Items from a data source

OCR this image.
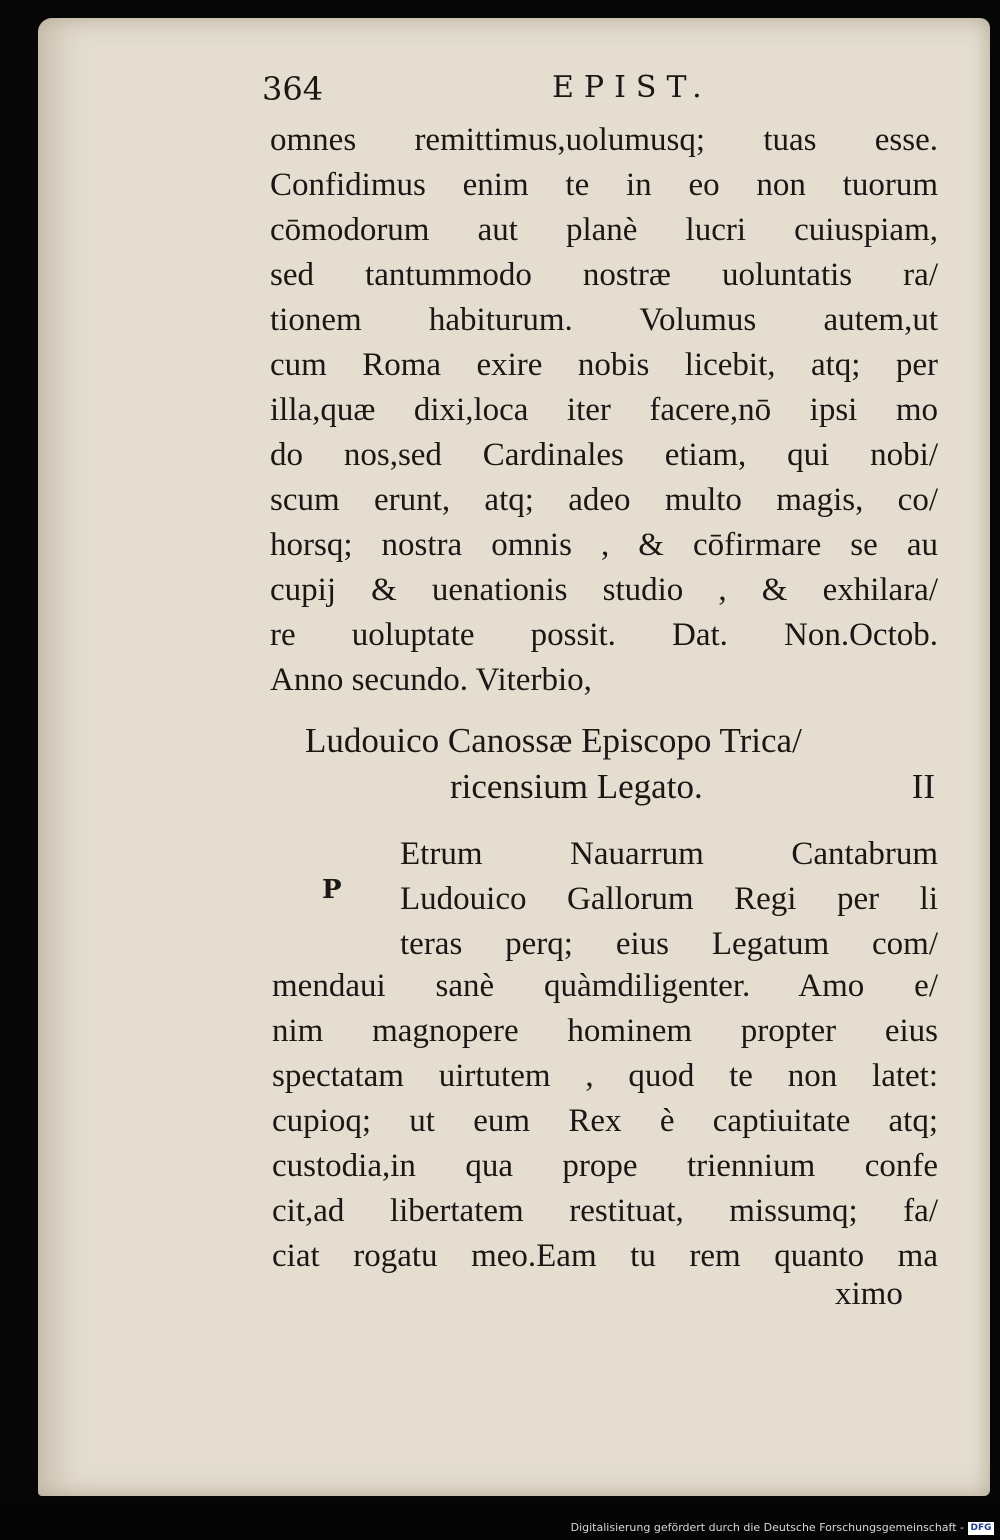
364	EPIST.
omnes remittimus,uolumusq; tuas esse.
Confidimus enim te in eo non tuorum
cōmodorum aut planè lucri cuiuspiam,
sed tantummodo nostræ uoluntatis ra/
tionem habiturum. Volumus autem,ut
cum Roma exire nobis licebit, atq; per
illa,quæ dixi,loca iter facere,nō ipsi mo
do nos,sed Cardinales etiam, qui nobi/
scum erunt, atq; adeo multo magis, co/
horsq; nostra omnis , & cōfirmare se au
cupij & uenationis studio , & exhilara/
re uoluptate possit. Dat. Non.Octob.
Anno secundo. Viterbio,
Ludouico Canossæ Episcopo Trica/
ricensium Legato.	II
P
Etrum Nauarrum Cantabrum
Ludouico Gallorum Regi per li
teras perq; eius Legatum com/
mendaui sanè quàmdiligenter. Amo e/
nim magnopere hominem propter eius
spectatam uirtutem , quod te non latet:
cupioq; ut eum Rex è captiuitate atq;
custodia,in qua prope triennium confe
cit,ad libertatem restituat, missumq; fa/
ciat rogatu meo.Eam tu rem quanto ma
ximo
Digitalisierung gefördert durch die Deutsche Forschungsgemeinschaft - DFG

#### What you are asked to do:
Leave the pictures out and output the rest of the listing exactly.

#### Reply:
OCR this image.
364	EPIST.
omnes remittimus,uolumusq; tuas esse.
Confidimus enim te in eo non tuorum
cōmodorum aut planè lucri cuiuspiam,
sed tantummodo nostræ uoluntatis ra/
tionem habiturum. Volumus autem,ut
cum Roma exire nobis licebit, atq; per
illa,quæ dixi,loca iter facere,nō ipsi mo
do nos,sed Cardinales etiam, qui nobi/
scum erunt, atq; adeo multo magis, co/
horsq; nostra omnis , & cōfirmare se au
cupij & uenationis studio , & exhilara/
re uoluptate possit. Dat. Non.Octob.
Anno secundo. Viterbio,
Ludouico Canossæ Episcopo Trica/
ricensium Legato.	II
P
Etrum Nauarrum Cantabrum
Ludouico Gallorum Regi per li
teras perq; eius Legatum com/
mendaui sanè quàmdiligenter. Amo e/
nim magnopere hominem propter eius
spectatam uirtutem , quod te non latet:
cupioq; ut eum Rex è captiuitate atq;
custodia,in qua prope triennium confe
cit,ad libertatem restituat, missumq; fa/
ciat rogatu meo.Eam tu rem quanto ma
ximo
Digitalisierung gefördert durch die Deutsche Forschungsgemeinschaft - DFG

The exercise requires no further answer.